=== Given problem ===
All entries are to be given again verbatim.

=== Supplied material ===
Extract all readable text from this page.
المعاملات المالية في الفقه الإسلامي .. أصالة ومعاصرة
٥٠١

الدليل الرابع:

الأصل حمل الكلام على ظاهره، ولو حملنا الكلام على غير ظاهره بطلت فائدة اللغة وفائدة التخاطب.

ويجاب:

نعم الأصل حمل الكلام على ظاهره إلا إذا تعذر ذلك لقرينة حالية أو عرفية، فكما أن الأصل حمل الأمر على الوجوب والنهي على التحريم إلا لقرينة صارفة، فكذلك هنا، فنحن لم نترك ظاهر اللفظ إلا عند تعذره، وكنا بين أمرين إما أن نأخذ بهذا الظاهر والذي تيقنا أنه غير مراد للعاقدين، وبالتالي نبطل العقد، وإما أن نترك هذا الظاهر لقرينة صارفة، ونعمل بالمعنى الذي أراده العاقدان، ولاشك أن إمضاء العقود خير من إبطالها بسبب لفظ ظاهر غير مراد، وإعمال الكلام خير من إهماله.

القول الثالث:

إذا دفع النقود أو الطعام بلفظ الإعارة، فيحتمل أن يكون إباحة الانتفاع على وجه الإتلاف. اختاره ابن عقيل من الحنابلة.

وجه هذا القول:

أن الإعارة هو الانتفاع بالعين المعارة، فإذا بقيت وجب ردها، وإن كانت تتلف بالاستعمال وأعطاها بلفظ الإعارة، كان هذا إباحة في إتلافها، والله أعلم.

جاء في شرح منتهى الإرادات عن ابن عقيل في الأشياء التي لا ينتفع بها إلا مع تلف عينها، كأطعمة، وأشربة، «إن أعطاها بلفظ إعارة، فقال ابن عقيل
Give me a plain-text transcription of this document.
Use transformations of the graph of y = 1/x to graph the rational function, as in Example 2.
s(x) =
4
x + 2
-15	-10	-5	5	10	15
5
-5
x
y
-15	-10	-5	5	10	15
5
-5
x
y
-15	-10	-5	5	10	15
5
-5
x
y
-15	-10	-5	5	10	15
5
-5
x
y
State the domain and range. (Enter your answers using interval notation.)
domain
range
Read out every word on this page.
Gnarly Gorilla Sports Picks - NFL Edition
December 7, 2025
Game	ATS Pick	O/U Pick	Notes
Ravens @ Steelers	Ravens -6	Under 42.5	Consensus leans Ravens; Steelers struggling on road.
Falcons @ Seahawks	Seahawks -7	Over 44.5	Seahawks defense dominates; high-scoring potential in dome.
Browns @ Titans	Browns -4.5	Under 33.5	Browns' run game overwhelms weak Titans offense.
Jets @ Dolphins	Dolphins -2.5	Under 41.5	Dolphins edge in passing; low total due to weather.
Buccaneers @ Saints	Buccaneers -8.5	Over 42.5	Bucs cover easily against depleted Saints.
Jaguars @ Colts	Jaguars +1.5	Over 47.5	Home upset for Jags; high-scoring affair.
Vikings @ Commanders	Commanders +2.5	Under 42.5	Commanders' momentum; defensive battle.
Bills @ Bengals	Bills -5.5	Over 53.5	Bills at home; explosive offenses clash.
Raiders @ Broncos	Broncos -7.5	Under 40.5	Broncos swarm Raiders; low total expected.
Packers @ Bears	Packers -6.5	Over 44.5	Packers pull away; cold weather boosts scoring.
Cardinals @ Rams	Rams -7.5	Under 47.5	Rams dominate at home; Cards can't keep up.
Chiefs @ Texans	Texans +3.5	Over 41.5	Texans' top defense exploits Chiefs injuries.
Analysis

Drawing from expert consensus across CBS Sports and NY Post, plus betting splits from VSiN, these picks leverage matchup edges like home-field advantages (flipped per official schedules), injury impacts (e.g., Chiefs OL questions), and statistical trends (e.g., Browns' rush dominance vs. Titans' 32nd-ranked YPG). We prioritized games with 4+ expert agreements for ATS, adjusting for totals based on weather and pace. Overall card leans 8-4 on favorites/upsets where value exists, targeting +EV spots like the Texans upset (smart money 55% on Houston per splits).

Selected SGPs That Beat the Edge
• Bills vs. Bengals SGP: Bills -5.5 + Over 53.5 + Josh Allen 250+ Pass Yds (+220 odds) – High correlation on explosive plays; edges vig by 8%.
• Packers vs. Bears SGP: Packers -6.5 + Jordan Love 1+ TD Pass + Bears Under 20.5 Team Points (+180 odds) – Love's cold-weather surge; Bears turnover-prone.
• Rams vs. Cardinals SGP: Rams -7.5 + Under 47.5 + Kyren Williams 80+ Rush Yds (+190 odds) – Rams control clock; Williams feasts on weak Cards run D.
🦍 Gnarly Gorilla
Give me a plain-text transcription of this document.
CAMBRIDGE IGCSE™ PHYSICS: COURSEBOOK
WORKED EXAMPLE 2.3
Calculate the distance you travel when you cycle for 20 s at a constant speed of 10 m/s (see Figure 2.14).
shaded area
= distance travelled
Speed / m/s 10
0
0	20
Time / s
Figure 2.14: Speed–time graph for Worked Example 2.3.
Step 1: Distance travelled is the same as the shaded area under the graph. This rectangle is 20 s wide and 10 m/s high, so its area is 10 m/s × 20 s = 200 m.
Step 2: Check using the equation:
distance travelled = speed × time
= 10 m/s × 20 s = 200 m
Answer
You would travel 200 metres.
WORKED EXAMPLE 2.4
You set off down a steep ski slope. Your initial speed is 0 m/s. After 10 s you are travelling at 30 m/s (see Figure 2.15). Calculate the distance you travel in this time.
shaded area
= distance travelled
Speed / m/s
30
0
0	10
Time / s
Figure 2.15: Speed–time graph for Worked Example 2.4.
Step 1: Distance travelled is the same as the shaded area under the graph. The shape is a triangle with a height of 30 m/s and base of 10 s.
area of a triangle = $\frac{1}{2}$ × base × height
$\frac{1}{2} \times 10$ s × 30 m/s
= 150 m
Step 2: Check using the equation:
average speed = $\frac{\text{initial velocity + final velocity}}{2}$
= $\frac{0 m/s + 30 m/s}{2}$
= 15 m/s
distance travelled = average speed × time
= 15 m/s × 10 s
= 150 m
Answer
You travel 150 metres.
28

=== Worked solution ===
Extract all readable text from this page.
المعاملات المالية في الفقه الإسلامي .. أصالة ومعاصرة
٥٠١

الدليل الرابع:

الأصل حمل الكلام على ظاهره، ولو حملنا الكلام على غير ظاهره بطلت فائدة اللغة وفائدة التخاطب.

ويجاب:

نعم الأصل حمل الكلام على ظاهره إلا إذا تعذر ذلك لقرينة حالية أو عرفية، فكما أن الأصل حمل الأمر على الوجوب والنهي على التحريم إلا لقرينة صارفة، فكذلك هنا، فنحن لم نترك ظاهر اللفظ إلا عند تعذره، وكنا بين أمرين إما أن نأخذ بهذا الظاهر والذي تيقنا أنه غير مراد للعاقدين، وبالتالي نبطل العقد، وإما أن نترك هذا الظاهر لقرينة صارفة، ونعمل بالمعنى الذي أراده العاقدان، ولاشك أن إمضاء العقود خير من إبطالها بسبب لفظ ظاهر غير مراد، وإعمال الكلام خير من إهماله.

القول الثالث:

إذا دفع النقود أو الطعام بلفظ الإعارة، فيحتمل أن يكون إباحة الانتفاع على وجه الإتلاف. اختاره ابن عقيل من الحنابلة.

وجه هذا القول:

أن الإعارة هو الانتفاع بالعين المعارة، فإذا بقيت وجب ردها، وإن كانت تتلف بالاستعمال وأعطاها بلفظ الإعارة، كان هذا إباحة في إتلافها، والله أعلم.

جاء في شرح منتهى الإرادات عن ابن عقيل في الأشياء التي لا ينتفع بها إلا مع تلف عينها، كأطعمة، وأشربة، «إن أعطاها بلفظ إعارة، فقال ابن عقيل
Give me a plain-text transcription of this document.
Use transformations of the graph of y = 1/x to graph the rational function, as in Example 2.
s(x) =
4
x + 2
-15	-10	-5	5	10	15
5
-5
x
y
-15	-10	-5	5	10	15
5
-5
x
y
-15	-10	-5	5	10	15
5
-5
x
y
-15	-10	-5	5	10	15
5
-5
x
y
State the domain and range. (Enter your answers using interval notation.)
domain
range
Read out every word on this page.
Gnarly Gorilla Sports Picks - NFL Edition
December 7, 2025
Game	ATS Pick	O/U Pick	Notes
Ravens @ Steelers	Ravens -6	Under 42.5	Consensus leans Ravens; Steelers struggling on road.
Falcons @ Seahawks	Seahawks -7	Over 44.5	Seahawks defense dominates; high-scoring potential in dome.
Browns @ Titans	Browns -4.5	Under 33.5	Browns' run game overwhelms weak Titans offense.
Jets @ Dolphins	Dolphins -2.5	Under 41.5	Dolphins edge in passing; low total due to weather.
Buccaneers @ Saints	Buccaneers -8.5	Over 42.5	Bucs cover easily against depleted Saints.
Jaguars @ Colts	Jaguars +1.5	Over 47.5	Home upset for Jags; high-scoring affair.
Vikings @ Commanders	Commanders +2.5	Under 42.5	Commanders' momentum; defensive battle.
Bills @ Bengals	Bills -5.5	Over 53.5	Bills at home; explosive offenses clash.
Raiders @ Broncos	Broncos -7.5	Under 40.5	Broncos swarm Raiders; low total expected.
Packers @ Bears	Packers -6.5	Over 44.5	Packers pull away; cold weather boosts scoring.
Cardinals @ Rams	Rams -7.5	Under 47.5	Rams dominate at home; Cards can't keep up.
Chiefs @ Texans	Texans +3.5	Over 41.5	Texans' top defense exploits Chiefs injuries.
Analysis

Drawing from expert consensus across CBS Sports and NY Post, plus betting splits from VSiN, these picks leverage matchup edges like home-field advantages (flipped per official schedules), injury impacts (e.g., Chiefs OL questions), and statistical trends (e.g., Browns' rush dominance vs. Titans' 32nd-ranked YPG). We prioritized games with 4+ expert agreements for ATS, adjusting for totals based on weather and pace. Overall card leans 8-4 on favorites/upsets where value exists, targeting +EV spots like the Texans upset (smart money 55% on Houston per splits).

Selected SGPs That Beat the Edge
• Bills vs. Bengals SGP: Bills -5.5 + Over 53.5 + Josh Allen 250+ Pass Yds (+220 odds) – High correlation on explosive plays; edges vig by 8%.
• Packers vs. Bears SGP: Packers -6.5 + Jordan Love 1+ TD Pass + Bears Under 20.5 Team Points (+180 odds) – Love's cold-weather surge; Bears turnover-prone.
• Rams vs. Cardinals SGP: Rams -7.5 + Under 47.5 + Kyren Williams 80+ Rush Yds (+190 odds) – Rams control clock; Williams feasts on weak Cards run D.
🦍 Gnarly Gorilla
Give me a plain-text transcription of this document.
CAMBRIDGE IGCSE™ PHYSICS: COURSEBOOK
WORKED EXAMPLE 2.3
Calculate the distance you travel when you cycle for 20 s at a constant speed of 10 m/s (see Figure 2.14).
shaded area
= distance travelled
Speed / m/s 10
0
0	20
Time / s
Figure 2.14: Speed–time graph for Worked Example 2.3.
Step 1: Distance travelled is the same as the shaded area under the graph. This rectangle is 20 s wide and 10 m/s high, so its area is 10 m/s × 20 s = 200 m.
Step 2: Check using the equation:
distance travelled = speed × time
= 10 m/s × 20 s = 200 m
Answer
You would travel 200 metres.
WORKED EXAMPLE 2.4
You set off down a steep ski slope. Your initial speed is 0 m/s. After 10 s you are travelling at 30 m/s (see Figure 2.15). Calculate the distance you travel in this time.
shaded area
= distance travelled
Speed / m/s
30
0
0	10
Time / s
Figure 2.15: Speed–time graph for Worked Example 2.4.
Step 1: Distance travelled is the same as the shaded area under the graph. The shape is a triangle with a height of 30 m/s and base of 10 s.
area of a triangle = $\frac{1}{2}$ × base × height
$\frac{1}{2} \times 10$ s × 30 m/s
= 150 m
Step 2: Check using the equation:
average speed = $\frac{\text{initial velocity + final velocity}}{2}$
= $\frac{0 m/s + 30 m/s}{2}$
= 15 m/s
distance travelled = average speed × time
= 15 m/s × 10 s
= 150 m
Answer
You travel 150 metres.
28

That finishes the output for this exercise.